=== Task input ===

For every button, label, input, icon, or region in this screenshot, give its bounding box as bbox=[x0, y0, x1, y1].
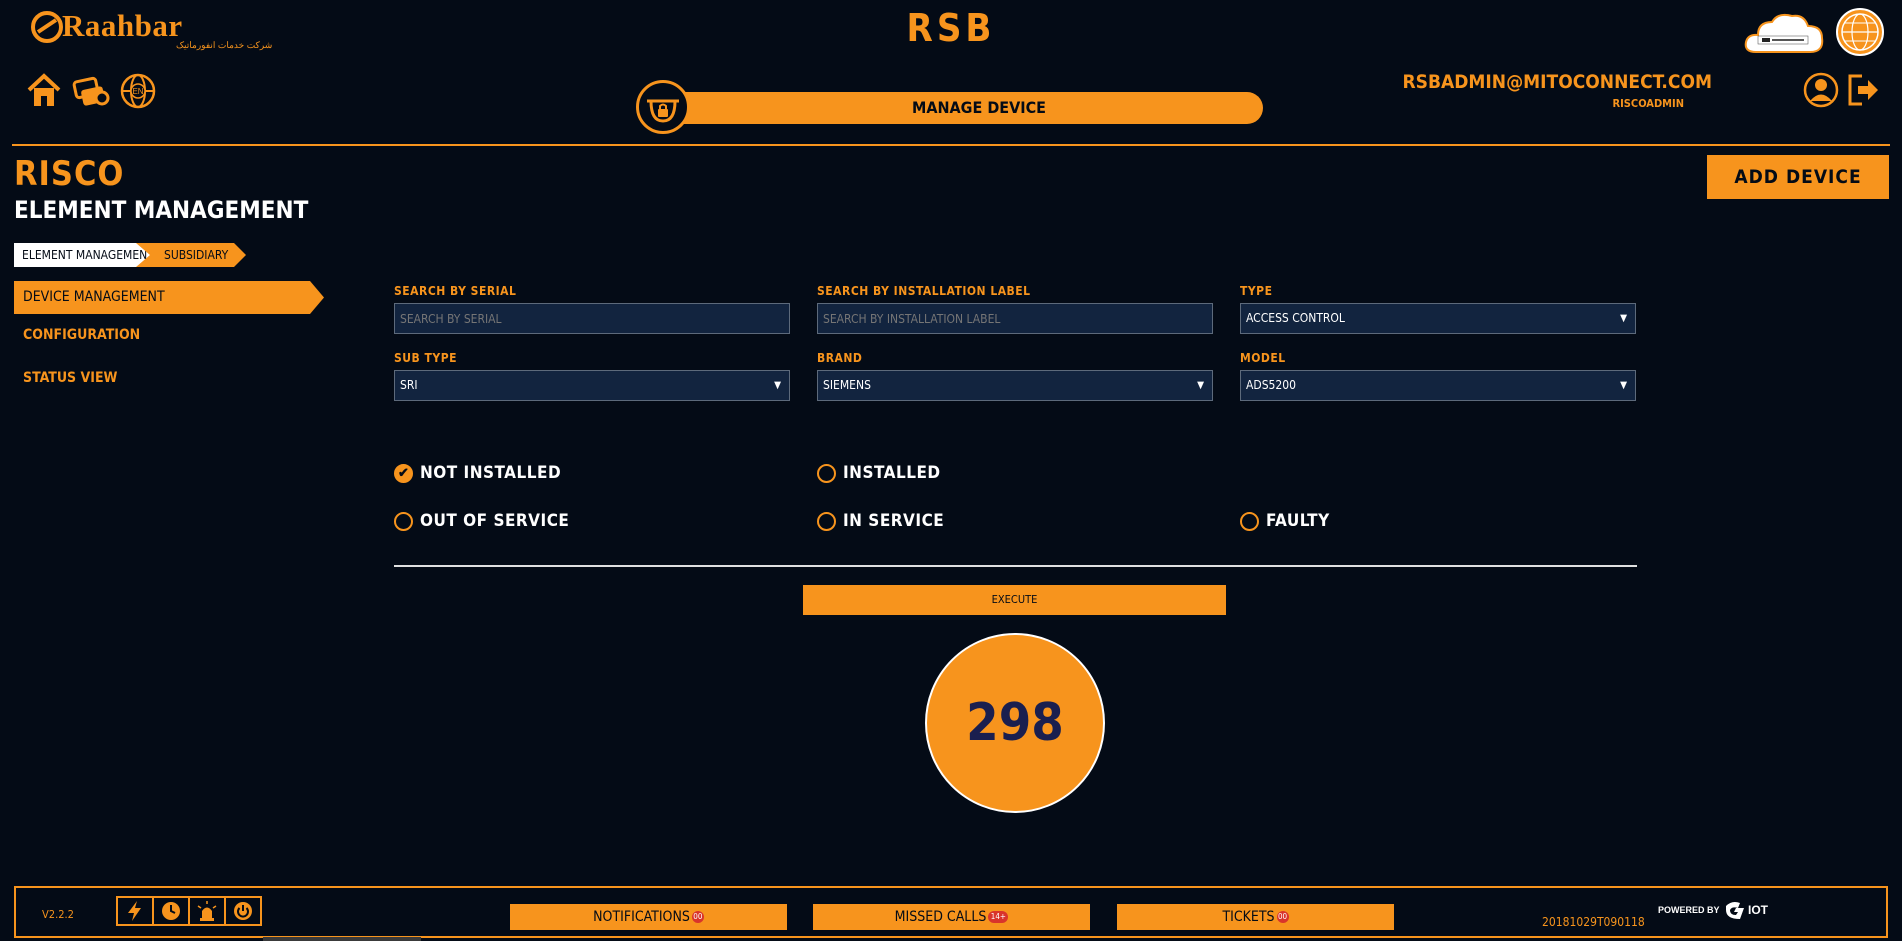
brand-label: BRAND bbox=[817, 351, 863, 365]
devices-icon[interactable] bbox=[72, 72, 110, 110]
language-globe-icon[interactable]: EN bbox=[119, 72, 157, 110]
chevron-down-icon: ▼ bbox=[1620, 380, 1627, 391]
page-title: ELEMENT MANAGEMENT bbox=[14, 196, 309, 224]
chevron-down-icon: ▼ bbox=[1197, 380, 1204, 391]
partner-logo-cloud bbox=[1742, 10, 1826, 56]
build-id: 20181029T090118 bbox=[1542, 915, 1645, 929]
installation-label-search-input[interactable] bbox=[817, 303, 1213, 334]
serial-search-input[interactable] bbox=[394, 303, 790, 334]
radio-not-installed[interactable] bbox=[394, 464, 413, 483]
notifications-button[interactable]: NOTIFICATIONS 00 bbox=[510, 904, 787, 930]
sidebar-item-device-management[interactable]: DEVICE MANAGEMENT bbox=[14, 281, 324, 314]
partner-logo-globe bbox=[1836, 8, 1884, 56]
chevron-down-icon: ▼ bbox=[1620, 313, 1627, 324]
tickets-button[interactable]: TICKETS 00 bbox=[1117, 904, 1394, 930]
brand-select[interactable]: SIEMENS ▼ bbox=[817, 370, 1213, 401]
tickets-label: TICKETS bbox=[1222, 909, 1275, 925]
radio-label-installed: INSTALLED bbox=[843, 463, 941, 483]
iot-logo-text: IOT bbox=[1748, 903, 1769, 917]
radio-out-of-service[interactable] bbox=[394, 512, 413, 531]
missed-calls-badge: 14+ bbox=[988, 911, 1009, 923]
powered-by-text: POWERED BY bbox=[1658, 905, 1720, 915]
logout-icon[interactable] bbox=[1846, 72, 1880, 108]
radio-in-service[interactable] bbox=[817, 512, 836, 531]
home-icon[interactable] bbox=[25, 72, 63, 110]
execute-button[interactable]: EXECUTE bbox=[803, 585, 1226, 615]
sidebar-item-configuration[interactable]: CONFIGURATION bbox=[23, 327, 140, 343]
clock-icon[interactable] bbox=[152, 896, 190, 926]
type-label: TYPE bbox=[1240, 284, 1273, 298]
module-title: MANAGE DEVICE bbox=[912, 98, 1046, 117]
alarm-icon[interactable] bbox=[188, 896, 226, 926]
add-device-button[interactable]: ADD DEVICE bbox=[1707, 155, 1889, 199]
radio-installed[interactable] bbox=[817, 464, 836, 483]
filters-divider bbox=[394, 565, 1637, 567]
serial-label: SEARCH BY SERIAL bbox=[394, 284, 517, 298]
sub-type-value: SRI bbox=[400, 378, 418, 392]
model-value: ADS5200 bbox=[1246, 378, 1297, 392]
chevron-down-icon: ▼ bbox=[774, 380, 781, 391]
cloud-icon bbox=[1744, 13, 1824, 53]
radio-faulty[interactable] bbox=[1240, 512, 1259, 531]
language-code: EN bbox=[132, 87, 143, 96]
breadcrumb-subsidiary[interactable]: SUBSIDIARY bbox=[136, 243, 246, 267]
user-profile-icon[interactable] bbox=[1803, 72, 1839, 108]
camera-icon bbox=[636, 80, 690, 134]
user-role: RISCOADMIN bbox=[1612, 97, 1685, 110]
powered-by-label: POWERED BY bbox=[1658, 905, 1720, 915]
missed-calls-button[interactable]: MISSED CALLS 14+ bbox=[813, 904, 1090, 930]
org-name: RISCO bbox=[14, 154, 125, 194]
header-divider bbox=[12, 144, 1890, 146]
app-title: RSB bbox=[906, 6, 996, 50]
horizontal-scrollbar[interactable] bbox=[263, 937, 421, 941]
install-label-label: SEARCH BY INSTALLATION LABEL bbox=[817, 284, 1031, 298]
lightning-icon[interactable] bbox=[116, 896, 154, 926]
globe-logo-icon bbox=[1841, 13, 1879, 51]
type-select[interactable]: ACCESS CONTROL ▼ bbox=[1240, 303, 1636, 334]
radio-label-in-service: IN SERVICE bbox=[843, 511, 945, 531]
brand-value: SIEMENS bbox=[823, 378, 871, 392]
sub-type-select[interactable]: SRI ▼ bbox=[394, 370, 790, 401]
notifications-label: NOTIFICATIONS bbox=[593, 909, 690, 925]
power-icon[interactable] bbox=[224, 896, 262, 926]
model-select[interactable]: ADS5200 ▼ bbox=[1240, 370, 1636, 401]
notifications-badge: 00 bbox=[691, 911, 704, 923]
sidebar-item-status-view[interactable]: STATUS VIEW bbox=[23, 370, 117, 386]
app-version: V2.2.2 bbox=[42, 908, 74, 921]
result-count: 298 bbox=[925, 633, 1105, 813]
user-email: RSBADMIN@MITOCONNECT.COM bbox=[1402, 71, 1712, 93]
type-value: ACCESS CONTROL bbox=[1246, 311, 1345, 325]
iot-logo: IOT bbox=[1724, 898, 1786, 920]
sub-type-label: SUB TYPE bbox=[394, 351, 457, 365]
model-label: MODEL bbox=[1240, 351, 1286, 365]
radio-label-faulty: FAULTY bbox=[1266, 511, 1330, 531]
tickets-badge: 00 bbox=[1276, 911, 1289, 923]
radio-label-out-of-service: OUT OF SERVICE bbox=[420, 511, 570, 531]
radio-label-not-installed: NOT INSTALLED bbox=[420, 463, 562, 483]
missed-calls-label: MISSED CALLS bbox=[894, 909, 987, 925]
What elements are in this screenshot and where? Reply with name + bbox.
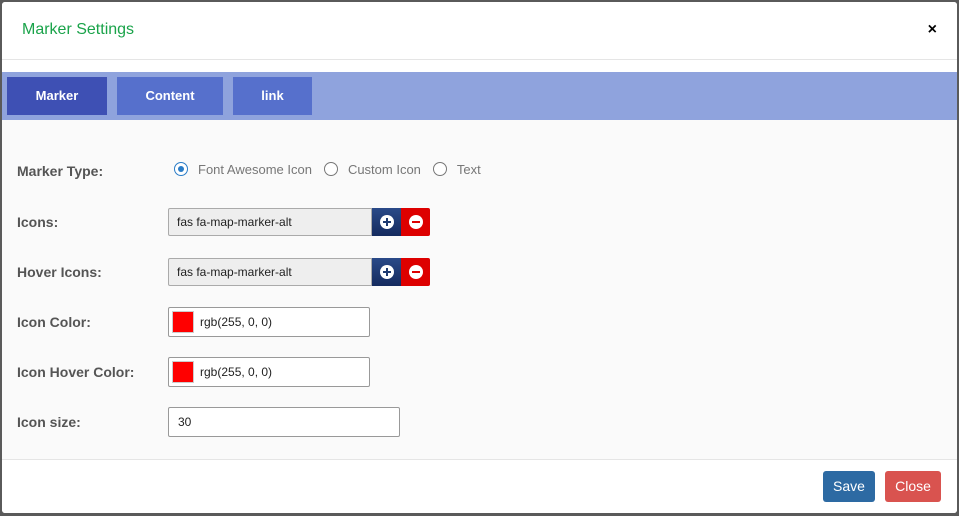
plus-circle-icon [380,265,394,279]
hover-icons-input[interactable]: fas fa-map-marker-alt [168,258,372,286]
marker-type-radio-group: Font Awesome Icon Custom Icon Text [174,160,493,178]
icon-color-value: rgb(255, 0, 0) [200,315,273,329]
plus-circle-icon [380,215,394,229]
tab-bar: Marker Content link [2,72,957,120]
tab-marker[interactable]: Marker [7,77,107,115]
tab-link[interactable]: link [233,77,312,115]
close-icon[interactable]: × [928,20,937,40]
modal-header: Marker Settings × [2,2,957,60]
save-button[interactable]: Save [823,471,875,502]
add-hover-icon-button[interactable] [372,258,401,286]
hover-icons-label: Hover Icons: [17,264,102,280]
remove-icon-button[interactable] [401,208,430,236]
radio-font-awesome-icon[interactable] [174,162,188,176]
radio-label-custom-icon: Custom Icon [347,161,421,177]
marker-type-label: Marker Type: [17,163,104,179]
radio-label-font-awesome-icon: Font Awesome Icon [198,161,312,177]
modal-footer: Save Close [2,459,957,513]
icon-hover-color-input[interactable]: rgb(255, 0, 0) [168,357,370,387]
icon-hover-color-swatch[interactable] [172,361,194,383]
modal-title: Marker Settings [22,21,135,38]
remove-hover-icon-button[interactable] [401,258,430,286]
close-button[interactable]: Close [885,471,941,502]
marker-form: Marker Type: Font Awesome Icon Custom Ic… [2,120,957,459]
icon-size-input[interactable]: 30 [168,407,400,437]
add-icon-button[interactable] [372,208,401,236]
icon-hover-color-value: rgb(255, 0, 0) [200,365,273,379]
icon-color-input[interactable]: rgb(255, 0, 0) [168,307,370,337]
minus-circle-icon [409,215,423,229]
icon-color-swatch[interactable] [172,311,194,333]
icon-size-label: Icon size: [17,414,81,430]
icon-color-label: Icon Color: [17,314,91,330]
radio-custom-icon[interactable] [323,162,338,176]
radio-label-text: Text [456,161,481,177]
icons-label: Icons: [17,214,59,230]
radio-text[interactable] [432,162,447,176]
icon-hover-color-label: Icon Hover Color: [17,364,135,380]
icons-input[interactable]: fas fa-map-marker-alt [168,208,372,236]
tab-content[interactable]: Content [117,77,223,115]
minus-circle-icon [409,265,423,279]
marker-settings-modal: Marker Settings × Marker Content link Ma… [2,2,957,513]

=== Short task ===
Put the lines from the one containing "brand-label: BRAND bbox=[817, 351, 863, 365]" up to and including the one containing "iot-logo-text: IOT bbox=[1748, 903, 1769, 917]" into a numbered list, omitting any blank lines.

=== Answer to this problem ===
1. brand-label: BRAND bbox=[817, 351, 863, 365]
2. devices-icon[interactable] bbox=[72, 72, 110, 110]
3. language-globe-icon[interactable]: EN bbox=[119, 72, 157, 110]
4. chevron-down-icon: ▼ bbox=[1620, 380, 1627, 391]
5. page-title: ELEMENT MANAGEMENT bbox=[14, 196, 309, 224]
6. chevron-down-icon: ▼ bbox=[1197, 380, 1204, 391]
7. partner-logo-cloud bbox=[1742, 10, 1826, 56]
8. build-id: 20181029T090118 bbox=[1542, 915, 1645, 929]
9. installation-label-search-input[interactable] bbox=[817, 303, 1213, 334]
10. serial-search-input[interactable] bbox=[394, 303, 790, 334]
11. radio-not-installed[interactable] bbox=[394, 464, 413, 483]
12. notifications-button[interactable]: NOTIFICATIONS 00 bbox=[510, 904, 787, 930]
13. sidebar-item-device-management[interactable]: DEVICE MANAGEMENT bbox=[14, 281, 324, 314]
14. partner-logo-globe bbox=[1836, 8, 1884, 56]
15. chevron-down-icon: ▼ bbox=[1620, 313, 1627, 324]
16. tickets-button[interactable]: TICKETS 00 bbox=[1117, 904, 1394, 930]
17. brand-select[interactable]: SIEMENS ▼ bbox=[817, 370, 1213, 401]
18. tickets-label: TICKETS bbox=[1222, 909, 1275, 925]
19. radio-label-installed: INSTALLED bbox=[843, 463, 941, 483]
20. iot-logo-text: IOT bbox=[1748, 903, 1769, 917]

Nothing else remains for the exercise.